**Job**
In the discussion of sidewalks, transit and guns, revise the stretch from "To answer your" through "on violent force." so that "bad people" becomes "lawbreakers".

**Selected extract**
◇ ◇ ◇
In Russia and in Europe - people use the sidewalks and public transportation. The mainstream population RULES THE SIDEWALKS. The mainstream population RULES THE BUSES AND TRAINS. In the USA the sidewalks are abandoned to those people who don't have cars. The buses and trains are abandoned to those people who don't have cars. It has a domino effect
Interesting observation. I'm inclined to agree with you.

Incidentally , the USA has per capita a larger prison population than most of the industrialized world.
Yes, we have a culture of crime and violence. Some people see that as part of the "gun problem." I don't. I see it as mostly a gang problem, and drug problem.

I'd love to see statistics on USA violent crime, with drug-related crimes and gand-related crimes removed. My hunch is the result would be a lot lower than many other countries.
 
I'd love to see bullet trains crisscrossing America and I'd love to see a radical increase in the quality and quantity of public transportation - and I would like to see some gun control(think of it as in the case of airlines) where public transportation/mainstream commuting is 'gun free'. It would also allow people to have increased access to jobs. The trick is enhancing a sense of mainstream community so that the 'gun issue' itself falls into place naturally... Could it be that we need open-carry countysides but a strict 'no guns allowed zone' in the cities.


At the beginning, it seems that you are placing some blame for urbanized crime in the U.S. on the fact that we don't "get to know" our neighbors between point A and point B, and the Russians do, so they have less on-the-street crime. (I can't even substantiate that claim, in the first place. I have been under the impression that violent crime and other economic crimes are spiking in the former Soviet Union.)

Then you say that you'd like to see bullet trains crisscrossing America. I thought that under your first premise, that would mean even less socializing with neighbors and thus more crime under your theory.

I sure as hell don't agree with your offensive offering that we need "gun-free zones." Maybe you have better, more thorough and reliable sources of information than I have, but to my knowledge there has never BEEN a so-called gun-free zone that actually WAS gun-free, anywhere in the world, since the invention of the firearm. WHERE has a gun-ban law succeeded in actually eradicating guns? Hell, even the Jews in the Warsaw ghetto -- of all people they were "supposed" to not be allowed to have guns, and they got hold of some.

And what makes you say that just because a person may have to take public transportation, he won't have need of a gun for protection between his home and the train, or the train and his destination? What's he supposed to do for a gun at those times, if he had to relieve himself of it just to be on the train for the middle portion of his journey?

To answer your question: NO. We do NOT need "no-gun cities," because as experience has shown us, every SINGLE TIME you attempt to institute a rule like that, the good people end up without guns, and the bad people end up with a monopoly on violent force.
◇ ◇ ◇
**Raw data**
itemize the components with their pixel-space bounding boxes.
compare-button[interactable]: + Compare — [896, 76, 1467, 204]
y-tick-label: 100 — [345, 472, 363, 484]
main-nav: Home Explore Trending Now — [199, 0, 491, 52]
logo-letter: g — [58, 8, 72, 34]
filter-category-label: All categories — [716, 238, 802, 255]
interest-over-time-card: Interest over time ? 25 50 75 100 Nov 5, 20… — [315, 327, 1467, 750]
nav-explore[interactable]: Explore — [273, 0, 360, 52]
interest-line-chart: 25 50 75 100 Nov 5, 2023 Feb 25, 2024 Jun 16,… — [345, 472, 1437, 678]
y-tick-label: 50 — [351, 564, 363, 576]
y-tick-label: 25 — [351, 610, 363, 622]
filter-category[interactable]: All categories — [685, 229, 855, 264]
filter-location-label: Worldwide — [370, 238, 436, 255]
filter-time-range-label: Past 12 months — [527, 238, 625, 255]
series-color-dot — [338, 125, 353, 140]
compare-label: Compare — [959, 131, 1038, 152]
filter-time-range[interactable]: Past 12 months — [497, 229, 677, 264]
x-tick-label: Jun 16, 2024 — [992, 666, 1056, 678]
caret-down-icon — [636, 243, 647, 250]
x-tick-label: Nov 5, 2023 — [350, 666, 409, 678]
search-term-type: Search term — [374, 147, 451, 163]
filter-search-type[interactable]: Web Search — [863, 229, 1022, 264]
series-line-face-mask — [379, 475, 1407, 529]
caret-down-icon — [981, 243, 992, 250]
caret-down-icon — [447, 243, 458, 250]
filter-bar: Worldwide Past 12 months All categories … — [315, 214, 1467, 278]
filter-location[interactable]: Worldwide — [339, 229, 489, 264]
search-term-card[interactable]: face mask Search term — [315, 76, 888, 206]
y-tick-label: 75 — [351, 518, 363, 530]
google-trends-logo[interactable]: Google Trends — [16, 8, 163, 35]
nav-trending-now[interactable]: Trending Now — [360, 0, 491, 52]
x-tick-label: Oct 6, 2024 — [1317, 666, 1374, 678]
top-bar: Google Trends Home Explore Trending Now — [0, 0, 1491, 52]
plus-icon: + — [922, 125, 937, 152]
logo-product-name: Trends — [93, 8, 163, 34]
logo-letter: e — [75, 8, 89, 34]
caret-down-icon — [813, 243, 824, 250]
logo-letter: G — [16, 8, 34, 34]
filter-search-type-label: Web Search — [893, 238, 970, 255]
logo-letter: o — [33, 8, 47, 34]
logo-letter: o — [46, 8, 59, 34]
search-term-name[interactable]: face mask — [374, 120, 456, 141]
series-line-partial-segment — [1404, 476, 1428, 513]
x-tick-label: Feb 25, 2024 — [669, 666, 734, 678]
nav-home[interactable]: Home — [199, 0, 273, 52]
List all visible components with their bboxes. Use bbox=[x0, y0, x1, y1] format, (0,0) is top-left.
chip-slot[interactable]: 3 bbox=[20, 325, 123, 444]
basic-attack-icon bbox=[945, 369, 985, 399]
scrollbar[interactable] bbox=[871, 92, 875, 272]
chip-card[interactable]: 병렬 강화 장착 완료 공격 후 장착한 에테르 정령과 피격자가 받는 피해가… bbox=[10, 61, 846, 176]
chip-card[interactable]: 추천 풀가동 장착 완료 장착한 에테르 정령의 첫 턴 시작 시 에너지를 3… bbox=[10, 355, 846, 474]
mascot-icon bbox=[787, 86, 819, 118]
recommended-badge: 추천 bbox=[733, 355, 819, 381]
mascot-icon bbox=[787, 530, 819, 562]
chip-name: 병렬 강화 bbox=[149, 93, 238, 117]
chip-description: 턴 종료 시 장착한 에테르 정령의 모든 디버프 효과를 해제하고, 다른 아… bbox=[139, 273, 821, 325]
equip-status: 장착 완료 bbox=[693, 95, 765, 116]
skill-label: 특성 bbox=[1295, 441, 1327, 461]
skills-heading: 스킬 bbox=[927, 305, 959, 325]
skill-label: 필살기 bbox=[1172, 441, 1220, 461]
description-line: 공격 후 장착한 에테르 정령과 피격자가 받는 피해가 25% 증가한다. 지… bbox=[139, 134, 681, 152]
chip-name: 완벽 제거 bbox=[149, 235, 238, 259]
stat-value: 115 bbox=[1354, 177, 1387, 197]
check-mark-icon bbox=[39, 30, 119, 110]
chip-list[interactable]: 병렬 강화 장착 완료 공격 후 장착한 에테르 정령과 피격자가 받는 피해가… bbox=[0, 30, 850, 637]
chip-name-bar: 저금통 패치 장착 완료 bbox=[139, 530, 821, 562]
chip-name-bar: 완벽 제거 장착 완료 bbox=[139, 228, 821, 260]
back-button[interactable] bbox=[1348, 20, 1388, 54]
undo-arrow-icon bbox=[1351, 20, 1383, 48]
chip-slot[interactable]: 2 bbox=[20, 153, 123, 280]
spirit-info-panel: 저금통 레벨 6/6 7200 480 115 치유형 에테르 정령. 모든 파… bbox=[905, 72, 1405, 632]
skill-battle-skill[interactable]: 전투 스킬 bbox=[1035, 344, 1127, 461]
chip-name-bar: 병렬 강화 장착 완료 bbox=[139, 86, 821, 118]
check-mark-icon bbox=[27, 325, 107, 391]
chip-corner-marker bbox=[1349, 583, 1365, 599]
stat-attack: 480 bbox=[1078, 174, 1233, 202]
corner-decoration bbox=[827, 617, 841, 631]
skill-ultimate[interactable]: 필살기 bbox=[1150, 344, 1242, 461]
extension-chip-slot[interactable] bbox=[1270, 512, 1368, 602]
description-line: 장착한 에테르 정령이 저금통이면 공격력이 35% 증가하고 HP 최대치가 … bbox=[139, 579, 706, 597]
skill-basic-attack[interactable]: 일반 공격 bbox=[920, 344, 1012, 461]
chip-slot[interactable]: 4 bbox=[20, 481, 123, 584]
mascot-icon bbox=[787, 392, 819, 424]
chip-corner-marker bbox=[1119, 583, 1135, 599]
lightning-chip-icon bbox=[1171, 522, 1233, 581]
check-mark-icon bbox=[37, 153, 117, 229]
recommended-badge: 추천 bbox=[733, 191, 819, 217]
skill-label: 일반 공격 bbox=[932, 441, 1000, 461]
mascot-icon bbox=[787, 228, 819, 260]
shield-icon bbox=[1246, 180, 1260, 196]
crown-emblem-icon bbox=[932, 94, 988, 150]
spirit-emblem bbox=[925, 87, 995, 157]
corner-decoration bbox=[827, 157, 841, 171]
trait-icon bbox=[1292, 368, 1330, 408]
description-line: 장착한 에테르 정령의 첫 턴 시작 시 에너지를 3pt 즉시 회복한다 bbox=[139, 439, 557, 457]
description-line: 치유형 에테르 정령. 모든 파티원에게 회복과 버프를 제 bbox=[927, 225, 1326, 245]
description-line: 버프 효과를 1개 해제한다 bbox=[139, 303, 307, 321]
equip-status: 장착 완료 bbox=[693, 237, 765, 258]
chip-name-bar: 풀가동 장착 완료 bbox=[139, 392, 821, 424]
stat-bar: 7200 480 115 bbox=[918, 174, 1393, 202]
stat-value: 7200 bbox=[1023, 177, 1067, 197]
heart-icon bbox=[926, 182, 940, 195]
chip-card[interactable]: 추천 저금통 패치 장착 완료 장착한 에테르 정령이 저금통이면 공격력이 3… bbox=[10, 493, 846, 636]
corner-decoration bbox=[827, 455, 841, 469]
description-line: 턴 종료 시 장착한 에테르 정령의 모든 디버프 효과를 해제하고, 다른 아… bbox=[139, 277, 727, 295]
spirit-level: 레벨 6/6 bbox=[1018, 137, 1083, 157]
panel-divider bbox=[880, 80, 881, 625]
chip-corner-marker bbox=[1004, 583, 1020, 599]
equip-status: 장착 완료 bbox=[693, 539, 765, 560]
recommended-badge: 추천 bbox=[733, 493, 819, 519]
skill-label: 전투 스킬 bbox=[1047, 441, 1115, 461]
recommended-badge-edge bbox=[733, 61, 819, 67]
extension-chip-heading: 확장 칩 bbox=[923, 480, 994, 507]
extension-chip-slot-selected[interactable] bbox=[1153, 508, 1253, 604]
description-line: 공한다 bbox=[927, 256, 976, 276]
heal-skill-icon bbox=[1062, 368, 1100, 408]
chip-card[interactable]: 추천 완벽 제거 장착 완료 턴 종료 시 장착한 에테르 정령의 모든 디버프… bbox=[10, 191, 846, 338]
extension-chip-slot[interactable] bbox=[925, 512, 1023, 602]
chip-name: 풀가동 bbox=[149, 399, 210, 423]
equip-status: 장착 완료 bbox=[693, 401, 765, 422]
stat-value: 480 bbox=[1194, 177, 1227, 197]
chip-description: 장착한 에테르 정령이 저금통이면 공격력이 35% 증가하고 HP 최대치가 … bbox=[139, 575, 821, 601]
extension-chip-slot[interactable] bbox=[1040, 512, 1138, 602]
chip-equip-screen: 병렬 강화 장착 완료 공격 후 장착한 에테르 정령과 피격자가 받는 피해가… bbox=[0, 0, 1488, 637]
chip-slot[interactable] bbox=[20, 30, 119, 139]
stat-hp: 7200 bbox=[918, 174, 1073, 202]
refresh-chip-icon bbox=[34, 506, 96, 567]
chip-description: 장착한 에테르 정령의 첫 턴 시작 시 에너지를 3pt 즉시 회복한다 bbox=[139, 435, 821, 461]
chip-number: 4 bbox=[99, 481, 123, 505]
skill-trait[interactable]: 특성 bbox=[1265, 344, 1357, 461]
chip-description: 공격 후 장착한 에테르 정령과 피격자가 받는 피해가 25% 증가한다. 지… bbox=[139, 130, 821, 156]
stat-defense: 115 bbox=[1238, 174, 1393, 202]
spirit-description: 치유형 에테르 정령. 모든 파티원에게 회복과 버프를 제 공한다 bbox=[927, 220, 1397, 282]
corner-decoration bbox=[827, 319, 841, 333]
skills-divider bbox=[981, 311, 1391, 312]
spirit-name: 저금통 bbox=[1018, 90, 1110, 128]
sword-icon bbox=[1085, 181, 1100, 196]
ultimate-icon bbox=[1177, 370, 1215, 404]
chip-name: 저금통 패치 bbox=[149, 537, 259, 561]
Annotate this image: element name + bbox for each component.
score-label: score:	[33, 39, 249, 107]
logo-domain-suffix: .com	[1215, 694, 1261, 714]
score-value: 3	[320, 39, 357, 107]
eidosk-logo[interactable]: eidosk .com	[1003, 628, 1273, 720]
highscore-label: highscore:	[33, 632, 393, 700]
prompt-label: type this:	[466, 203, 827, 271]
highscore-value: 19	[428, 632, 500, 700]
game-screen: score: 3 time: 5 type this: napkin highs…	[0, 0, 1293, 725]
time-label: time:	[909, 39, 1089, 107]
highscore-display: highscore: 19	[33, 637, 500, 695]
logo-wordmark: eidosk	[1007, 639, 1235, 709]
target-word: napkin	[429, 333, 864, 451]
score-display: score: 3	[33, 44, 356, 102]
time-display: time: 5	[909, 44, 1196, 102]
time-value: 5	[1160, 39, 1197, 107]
◇ ◇ ◇
**Result**
To answer your question: NO. We do NOT need "no-gun cities," because as experience has shown us, every SINGLE TIME you attempt to institute a rule like that, the good people end up without guns, and the lawbreakers end up with a monopoly on violent force.